--- TASK GOAL ---
Copy every line from the records below that holds the word "axis".

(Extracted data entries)
------------------------

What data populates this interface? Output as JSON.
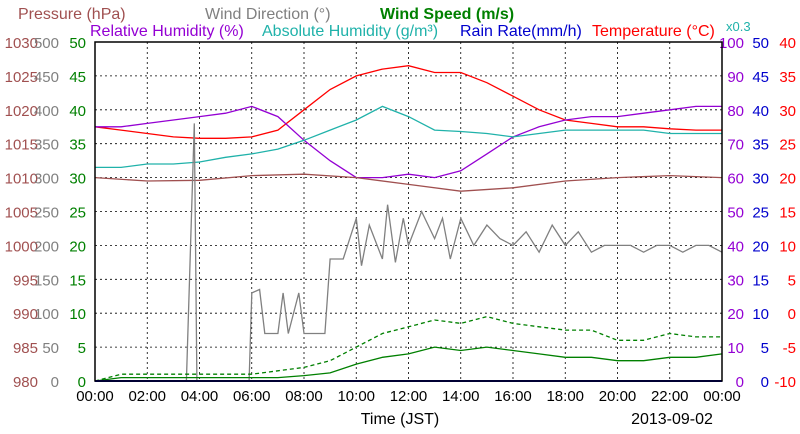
{
  "chart_data": {
    "type": "line",
    "date_label": "2013-09-02",
    "xlabel": "Time (JST)",
    "x_ticks": [
      "00:00",
      "02:00",
      "04:00",
      "06:00",
      "08:00",
      "10:00",
      "12:00",
      "14:00",
      "16:00",
      "18:00",
      "20:00",
      "22:00",
      "00:00"
    ],
    "x_range_hours": [
      0,
      24
    ],
    "grid": true,
    "header_row1": [
      {
        "text": "Pressure (hPa)",
        "color": "#a05050"
      },
      {
        "text": "Wind Direction (°)",
        "color": "#808080"
      },
      {
        "text": "Wind Speed (m/s)",
        "color": "#008000"
      }
    ],
    "header_row2": [
      {
        "text": "Relative Humidity (%)",
        "color": "#9400d3"
      },
      {
        "text": "Absolute Humidity (g/m³)",
        "color": "#20b2aa"
      },
      {
        "text": "Rain Rate(mm/h)",
        "color": "#0000cd"
      },
      {
        "text": "Temperature (°C)",
        "color": "#ff0000"
      }
    ],
    "axes": {
      "pressure": {
        "color": "#a05050",
        "range": [
          980,
          1030
        ],
        "ticks": [
          "1030",
          "1025",
          "1020",
          "1015",
          "1010",
          "1005",
          "1000",
          "995",
          "990",
          "985",
          "980"
        ]
      },
      "wind_direction": {
        "color": "#808080",
        "range": [
          0,
          500
        ],
        "ticks": [
          "500",
          "450",
          "400",
          "350",
          "300",
          "250",
          "200",
          "150",
          "100",
          "50",
          "0"
        ]
      },
      "wind_speed": {
        "color": "#008000",
        "range": [
          0,
          50
        ],
        "ticks": [
          "50",
          "45",
          "40",
          "35",
          "30",
          "25",
          "20",
          "15",
          "10",
          "5",
          "0"
        ]
      },
      "relative_humidity": {
        "color": "#9400d3",
        "range": [
          0,
          100
        ],
        "ticks": [
          "100",
          "90",
          "80",
          "70",
          "60",
          "50",
          "40",
          "30",
          "20",
          "10",
          "0"
        ]
      },
      "absolute_humidity": {
        "color": "#20b2aa",
        "label": "x0.3",
        "range": [
          0,
          50
        ],
        "ticks": [
          "50",
          "45",
          "40",
          "35",
          "30",
          "25",
          "20",
          "15",
          "10",
          "5",
          "0"
        ]
      },
      "rain_rate": {
        "color": "#0000cd",
        "range": [
          0,
          50
        ],
        "ticks": [
          "50",
          "45",
          "40",
          "35",
          "30",
          "25",
          "20",
          "15",
          "10",
          "5",
          "0"
        ]
      },
      "temperature": {
        "color": "#ff0000",
        "range": [
          -10,
          40
        ],
        "ticks": [
          "40",
          "35",
          "30",
          "25",
          "20",
          "15",
          "10",
          "5",
          "0",
          "-5",
          "-10"
        ]
      }
    },
    "series": [
      {
        "name": "Temperature",
        "axis": "temperature",
        "color": "#ff0000",
        "x": [
          0,
          1,
          2,
          3,
          4,
          5,
          6,
          7,
          8,
          9,
          10,
          11,
          12,
          13,
          14,
          15,
          16,
          17,
          18,
          19,
          20,
          21,
          22,
          23,
          24
        ],
        "y": [
          27.5,
          27,
          26.5,
          26,
          25.8,
          25.8,
          26,
          27,
          30,
          33,
          35,
          36,
          36.5,
          35.5,
          35.5,
          34,
          32,
          30,
          28.5,
          28,
          27.5,
          27.5,
          27.2,
          27,
          27
        ]
      },
      {
        "name": "Relative Humidity",
        "axis": "relative_humidity",
        "color": "#9400d3",
        "x": [
          0,
          1,
          2,
          3,
          4,
          5,
          6,
          7,
          8,
          9,
          10,
          11,
          12,
          13,
          14,
          15,
          16,
          17,
          18,
          19,
          20,
          21,
          22,
          23,
          24
        ],
        "y": [
          75,
          75,
          76,
          77,
          78,
          79,
          81,
          78,
          71,
          65,
          60,
          60,
          61,
          60,
          62,
          67,
          72,
          75,
          77,
          78,
          78,
          79,
          80,
          81,
          81
        ]
      },
      {
        "name": "Absolute Humidity (x0.3)",
        "axis": "absolute_humidity",
        "color": "#20b2aa",
        "x": [
          0,
          1,
          2,
          3,
          4,
          5,
          6,
          7,
          8,
          9,
          10,
          11,
          12,
          13,
          14,
          15,
          16,
          17,
          18,
          19,
          20,
          21,
          22,
          23,
          24
        ],
        "y": [
          31.5,
          31.5,
          32,
          32,
          32.3,
          33,
          33.5,
          34.2,
          35.5,
          37,
          38.5,
          40.5,
          39,
          37,
          36.8,
          36.5,
          36,
          36.5,
          37,
          37,
          37,
          37,
          36.5,
          36.5,
          36.5
        ]
      },
      {
        "name": "Pressure",
        "axis": "pressure",
        "color": "#a05050",
        "x": [
          0,
          2,
          4,
          6,
          8,
          10,
          12,
          14,
          16,
          18,
          20,
          22,
          24
        ],
        "y": [
          1010,
          1009.5,
          1009.6,
          1010.3,
          1010.5,
          1010,
          1009,
          1008,
          1008.5,
          1009.5,
          1010,
          1010.3,
          1010
        ]
      },
      {
        "name": "Wind Direction",
        "axis": "wind_direction",
        "color": "#808080",
        "x": [
          0,
          1,
          2,
          2.5,
          3,
          3.5,
          3.8,
          3.9,
          4,
          5,
          5.9,
          6,
          6.3,
          6.5,
          7,
          7.2,
          7.4,
          7.8,
          8,
          8.2,
          8.8,
          9,
          9.5,
          10,
          10.2,
          10.5,
          11,
          11.2,
          11.5,
          11.8,
          12,
          12.5,
          13,
          13.3,
          13.6,
          14,
          14.5,
          15,
          15.5,
          16,
          16.5,
          17,
          17.5,
          18,
          18.5,
          19,
          19.5,
          20,
          20.5,
          21,
          21.5,
          22,
          22.5,
          23,
          23.5,
          24
        ],
        "y": [
          0,
          0,
          0,
          0,
          0,
          0,
          380,
          0,
          0,
          0,
          0,
          130,
          135,
          70,
          70,
          130,
          70,
          130,
          70,
          70,
          70,
          180,
          180,
          240,
          170,
          230,
          180,
          260,
          175,
          240,
          200,
          250,
          210,
          240,
          180,
          240,
          200,
          230,
          210,
          200,
          220,
          190,
          230,
          200,
          220,
          190,
          200,
          200,
          200,
          190,
          200,
          200,
          190,
          200,
          200,
          190
        ]
      },
      {
        "name": "Wind Speed (max)",
        "axis": "wind_speed",
        "color": "#008000",
        "dashed": true,
        "x": [
          0,
          1,
          2,
          3,
          4,
          5,
          6,
          7,
          8,
          9,
          10,
          11,
          12,
          13,
          14,
          15,
          16,
          17,
          18,
          19,
          20,
          21,
          22,
          23,
          24
        ],
        "y": [
          0,
          1,
          1,
          1,
          1,
          1,
          1,
          1.5,
          2,
          3,
          5,
          7,
          8,
          9,
          8.5,
          9.5,
          8.5,
          8,
          7.5,
          7.5,
          6,
          6,
          7,
          6.5,
          6.5
        ]
      },
      {
        "name": "Wind Speed (mean)",
        "axis": "wind_speed",
        "color": "#008000",
        "x": [
          0,
          1,
          2,
          3,
          4,
          5,
          6,
          7,
          8,
          9,
          10,
          11,
          12,
          13,
          14,
          15,
          16,
          17,
          18,
          19,
          20,
          21,
          22,
          23,
          24
        ],
        "y": [
          0,
          0.5,
          0.5,
          0.5,
          0.5,
          0.5,
          0.5,
          0.5,
          0.8,
          1.2,
          2.5,
          3.5,
          4,
          5,
          4.5,
          5,
          4.5,
          4,
          3.5,
          3.5,
          3,
          3,
          3.5,
          3.5,
          4
        ]
      },
      {
        "name": "Rain Rate",
        "axis": "rain_rate",
        "color": "#0000cd",
        "x": [
          0,
          24
        ],
        "y": [
          0,
          0
        ]
      }
    ]
  }
}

------------------------

--- ANSWER TO THIS PROBLEM ---
        "axis": "temperature",
        "axis": "relative_humidity",
        "axis": "absolute_humidity",
        "axis": "pressure",
        "axis": "wind_direction",
        "axis": "wind_speed",
        "axis": "wind_speed",
        "axis": "rain_rate",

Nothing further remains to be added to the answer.